#### Exercise details
Search the listing below for "this". Copy each matching line.

#### Input data
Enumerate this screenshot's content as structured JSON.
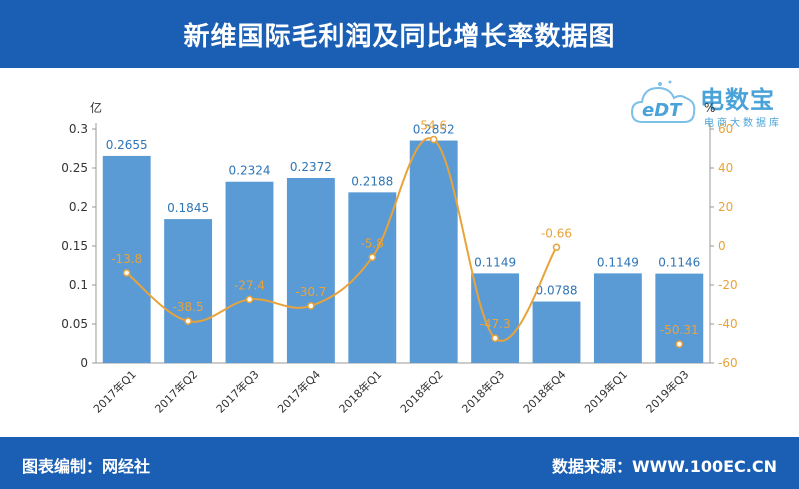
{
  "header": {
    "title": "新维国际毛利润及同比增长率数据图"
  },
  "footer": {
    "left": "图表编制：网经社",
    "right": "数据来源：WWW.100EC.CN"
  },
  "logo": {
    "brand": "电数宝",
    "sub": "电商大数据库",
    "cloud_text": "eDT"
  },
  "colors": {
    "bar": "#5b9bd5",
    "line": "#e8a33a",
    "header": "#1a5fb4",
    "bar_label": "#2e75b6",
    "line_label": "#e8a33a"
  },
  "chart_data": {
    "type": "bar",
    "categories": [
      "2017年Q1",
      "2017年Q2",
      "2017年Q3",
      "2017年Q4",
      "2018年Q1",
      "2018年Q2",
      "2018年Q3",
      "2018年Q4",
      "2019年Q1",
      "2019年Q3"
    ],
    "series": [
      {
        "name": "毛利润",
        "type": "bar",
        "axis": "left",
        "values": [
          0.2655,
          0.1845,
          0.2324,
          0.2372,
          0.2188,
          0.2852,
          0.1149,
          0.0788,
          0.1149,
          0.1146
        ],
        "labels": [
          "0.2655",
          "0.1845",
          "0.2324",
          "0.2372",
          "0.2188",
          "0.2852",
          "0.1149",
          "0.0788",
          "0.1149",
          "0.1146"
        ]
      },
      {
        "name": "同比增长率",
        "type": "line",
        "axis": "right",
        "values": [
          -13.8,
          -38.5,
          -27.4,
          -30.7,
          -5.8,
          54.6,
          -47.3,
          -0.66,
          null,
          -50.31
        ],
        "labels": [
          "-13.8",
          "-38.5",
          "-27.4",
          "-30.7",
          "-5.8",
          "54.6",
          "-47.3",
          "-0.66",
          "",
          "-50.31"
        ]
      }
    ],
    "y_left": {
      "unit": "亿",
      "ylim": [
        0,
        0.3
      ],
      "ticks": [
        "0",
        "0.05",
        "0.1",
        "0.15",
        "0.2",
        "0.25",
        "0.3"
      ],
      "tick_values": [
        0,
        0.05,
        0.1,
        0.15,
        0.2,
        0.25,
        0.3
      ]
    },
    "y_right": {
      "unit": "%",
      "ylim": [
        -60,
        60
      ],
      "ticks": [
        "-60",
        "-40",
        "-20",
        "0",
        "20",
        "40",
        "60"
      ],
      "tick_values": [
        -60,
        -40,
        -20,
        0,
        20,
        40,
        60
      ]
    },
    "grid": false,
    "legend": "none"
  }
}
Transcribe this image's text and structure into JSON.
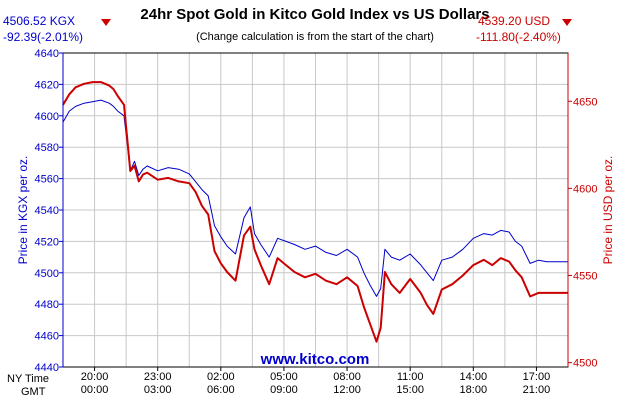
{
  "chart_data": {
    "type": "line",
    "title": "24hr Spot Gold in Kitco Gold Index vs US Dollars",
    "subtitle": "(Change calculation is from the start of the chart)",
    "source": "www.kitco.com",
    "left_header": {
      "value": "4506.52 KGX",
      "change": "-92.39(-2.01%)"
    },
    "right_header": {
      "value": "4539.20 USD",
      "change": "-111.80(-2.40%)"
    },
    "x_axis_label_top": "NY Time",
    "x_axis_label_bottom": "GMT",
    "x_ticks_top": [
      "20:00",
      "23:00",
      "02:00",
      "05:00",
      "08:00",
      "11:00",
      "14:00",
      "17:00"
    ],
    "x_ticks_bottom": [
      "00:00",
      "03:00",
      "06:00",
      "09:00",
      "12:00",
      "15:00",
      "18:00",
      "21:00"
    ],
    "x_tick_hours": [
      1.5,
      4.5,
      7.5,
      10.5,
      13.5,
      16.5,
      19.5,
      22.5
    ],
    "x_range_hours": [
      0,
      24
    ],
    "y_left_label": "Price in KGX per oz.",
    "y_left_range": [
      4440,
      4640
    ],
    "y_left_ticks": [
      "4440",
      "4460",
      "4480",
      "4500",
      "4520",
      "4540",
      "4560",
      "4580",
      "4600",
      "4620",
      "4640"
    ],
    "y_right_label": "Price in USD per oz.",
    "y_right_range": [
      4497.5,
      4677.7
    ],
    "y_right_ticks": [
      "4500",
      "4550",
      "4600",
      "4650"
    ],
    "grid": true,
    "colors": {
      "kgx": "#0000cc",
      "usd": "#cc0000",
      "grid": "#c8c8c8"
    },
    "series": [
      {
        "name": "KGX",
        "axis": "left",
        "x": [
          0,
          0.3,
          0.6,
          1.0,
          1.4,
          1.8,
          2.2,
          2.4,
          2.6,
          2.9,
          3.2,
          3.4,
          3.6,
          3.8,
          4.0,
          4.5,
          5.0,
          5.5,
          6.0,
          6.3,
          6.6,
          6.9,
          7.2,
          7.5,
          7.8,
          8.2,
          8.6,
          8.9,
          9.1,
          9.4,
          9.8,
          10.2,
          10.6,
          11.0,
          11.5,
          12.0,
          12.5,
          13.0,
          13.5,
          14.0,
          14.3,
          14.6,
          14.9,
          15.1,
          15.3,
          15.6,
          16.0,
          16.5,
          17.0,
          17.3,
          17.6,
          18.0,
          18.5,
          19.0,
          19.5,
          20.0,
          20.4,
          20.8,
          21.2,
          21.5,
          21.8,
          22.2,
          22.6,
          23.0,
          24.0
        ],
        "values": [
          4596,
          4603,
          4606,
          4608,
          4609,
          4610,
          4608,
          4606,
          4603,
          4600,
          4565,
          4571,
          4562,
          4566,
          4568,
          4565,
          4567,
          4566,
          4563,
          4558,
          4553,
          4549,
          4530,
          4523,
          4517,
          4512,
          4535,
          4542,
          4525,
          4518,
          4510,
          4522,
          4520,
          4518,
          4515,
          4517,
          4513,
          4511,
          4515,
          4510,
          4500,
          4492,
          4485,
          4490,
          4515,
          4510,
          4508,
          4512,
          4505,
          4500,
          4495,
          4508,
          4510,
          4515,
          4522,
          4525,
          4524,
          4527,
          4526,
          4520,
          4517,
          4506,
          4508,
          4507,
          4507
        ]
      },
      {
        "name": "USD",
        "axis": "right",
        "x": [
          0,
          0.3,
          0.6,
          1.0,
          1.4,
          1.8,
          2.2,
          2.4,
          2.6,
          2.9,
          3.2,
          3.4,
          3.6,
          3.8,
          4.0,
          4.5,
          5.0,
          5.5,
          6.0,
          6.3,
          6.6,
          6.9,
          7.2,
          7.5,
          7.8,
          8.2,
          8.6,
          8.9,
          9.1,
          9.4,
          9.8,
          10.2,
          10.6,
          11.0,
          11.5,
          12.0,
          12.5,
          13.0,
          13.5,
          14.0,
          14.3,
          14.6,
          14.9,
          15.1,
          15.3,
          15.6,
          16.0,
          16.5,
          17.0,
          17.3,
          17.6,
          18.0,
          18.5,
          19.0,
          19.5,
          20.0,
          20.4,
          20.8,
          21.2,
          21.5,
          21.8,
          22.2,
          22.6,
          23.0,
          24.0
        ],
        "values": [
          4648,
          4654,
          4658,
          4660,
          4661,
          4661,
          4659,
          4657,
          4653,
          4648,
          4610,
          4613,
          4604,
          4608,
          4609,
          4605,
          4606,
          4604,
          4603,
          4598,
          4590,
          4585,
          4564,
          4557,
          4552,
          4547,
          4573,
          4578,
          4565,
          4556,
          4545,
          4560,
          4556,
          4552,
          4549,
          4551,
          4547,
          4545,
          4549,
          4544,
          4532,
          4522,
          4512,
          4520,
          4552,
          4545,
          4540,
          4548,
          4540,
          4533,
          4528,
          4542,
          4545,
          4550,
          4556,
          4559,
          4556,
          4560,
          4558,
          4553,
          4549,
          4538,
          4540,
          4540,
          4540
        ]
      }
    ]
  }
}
* * *
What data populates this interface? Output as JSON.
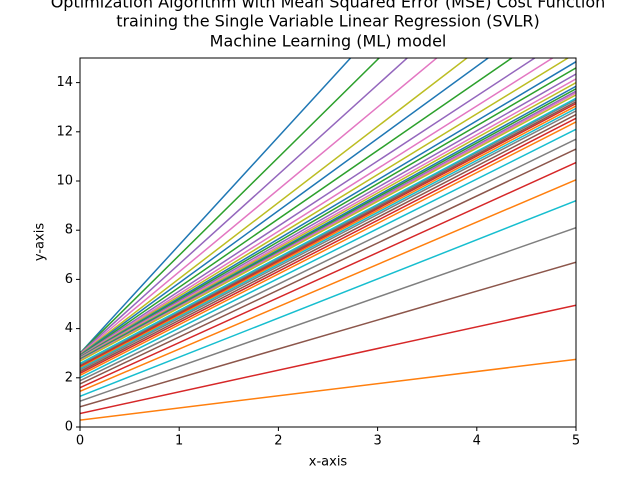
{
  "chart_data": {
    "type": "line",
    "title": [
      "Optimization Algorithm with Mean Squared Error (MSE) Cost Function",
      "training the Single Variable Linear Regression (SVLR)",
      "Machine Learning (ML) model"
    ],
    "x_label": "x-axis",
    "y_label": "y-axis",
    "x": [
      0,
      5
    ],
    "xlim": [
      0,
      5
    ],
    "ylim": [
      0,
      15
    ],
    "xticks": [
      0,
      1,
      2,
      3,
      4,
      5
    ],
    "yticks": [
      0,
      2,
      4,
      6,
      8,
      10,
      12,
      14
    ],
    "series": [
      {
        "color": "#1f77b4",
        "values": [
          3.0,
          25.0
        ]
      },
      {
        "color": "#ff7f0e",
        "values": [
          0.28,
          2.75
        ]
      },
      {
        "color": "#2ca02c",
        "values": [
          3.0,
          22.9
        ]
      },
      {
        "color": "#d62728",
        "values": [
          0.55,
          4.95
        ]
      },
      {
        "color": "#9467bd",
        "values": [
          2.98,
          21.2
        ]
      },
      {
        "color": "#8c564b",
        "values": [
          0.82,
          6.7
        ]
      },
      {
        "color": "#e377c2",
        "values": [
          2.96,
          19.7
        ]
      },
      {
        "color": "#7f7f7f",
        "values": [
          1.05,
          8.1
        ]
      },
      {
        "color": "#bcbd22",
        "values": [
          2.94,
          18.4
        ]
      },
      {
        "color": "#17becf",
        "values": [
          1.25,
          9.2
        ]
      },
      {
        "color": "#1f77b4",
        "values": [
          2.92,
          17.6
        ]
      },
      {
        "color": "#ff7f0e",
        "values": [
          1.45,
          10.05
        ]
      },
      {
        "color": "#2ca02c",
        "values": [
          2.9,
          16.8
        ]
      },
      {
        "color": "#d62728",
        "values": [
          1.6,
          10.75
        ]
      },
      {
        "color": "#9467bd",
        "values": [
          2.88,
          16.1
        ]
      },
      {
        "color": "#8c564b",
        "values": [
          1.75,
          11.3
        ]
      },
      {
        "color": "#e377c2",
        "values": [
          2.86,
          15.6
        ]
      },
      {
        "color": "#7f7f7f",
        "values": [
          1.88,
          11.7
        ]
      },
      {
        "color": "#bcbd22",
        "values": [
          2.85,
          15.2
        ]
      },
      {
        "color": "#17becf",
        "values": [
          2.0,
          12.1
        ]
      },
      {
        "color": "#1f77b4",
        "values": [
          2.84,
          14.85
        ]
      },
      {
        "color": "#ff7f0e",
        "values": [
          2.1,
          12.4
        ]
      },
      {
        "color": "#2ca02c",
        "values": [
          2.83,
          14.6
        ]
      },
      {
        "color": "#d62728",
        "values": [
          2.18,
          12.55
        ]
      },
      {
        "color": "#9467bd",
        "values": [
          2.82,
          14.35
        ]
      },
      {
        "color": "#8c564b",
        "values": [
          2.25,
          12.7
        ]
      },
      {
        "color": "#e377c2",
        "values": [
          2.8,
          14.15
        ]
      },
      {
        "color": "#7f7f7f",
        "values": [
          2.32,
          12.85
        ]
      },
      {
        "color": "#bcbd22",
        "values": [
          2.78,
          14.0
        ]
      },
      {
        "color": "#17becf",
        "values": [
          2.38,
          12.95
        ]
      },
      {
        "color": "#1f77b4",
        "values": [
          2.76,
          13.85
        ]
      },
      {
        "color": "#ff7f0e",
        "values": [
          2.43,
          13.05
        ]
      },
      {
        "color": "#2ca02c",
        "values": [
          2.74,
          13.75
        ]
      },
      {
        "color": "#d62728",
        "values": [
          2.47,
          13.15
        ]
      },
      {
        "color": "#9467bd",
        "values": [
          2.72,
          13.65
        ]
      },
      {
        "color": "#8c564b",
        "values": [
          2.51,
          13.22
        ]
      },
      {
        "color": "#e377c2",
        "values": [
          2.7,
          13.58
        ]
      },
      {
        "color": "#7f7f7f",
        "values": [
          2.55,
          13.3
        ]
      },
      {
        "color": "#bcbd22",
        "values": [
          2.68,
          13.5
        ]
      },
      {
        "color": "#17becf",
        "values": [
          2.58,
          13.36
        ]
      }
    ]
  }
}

#### Expected answer
Enumerate this screenshot's content as structured JSON.
Transcribe this image's text and structure into JSON.
What data populates this interface? Output as JSON.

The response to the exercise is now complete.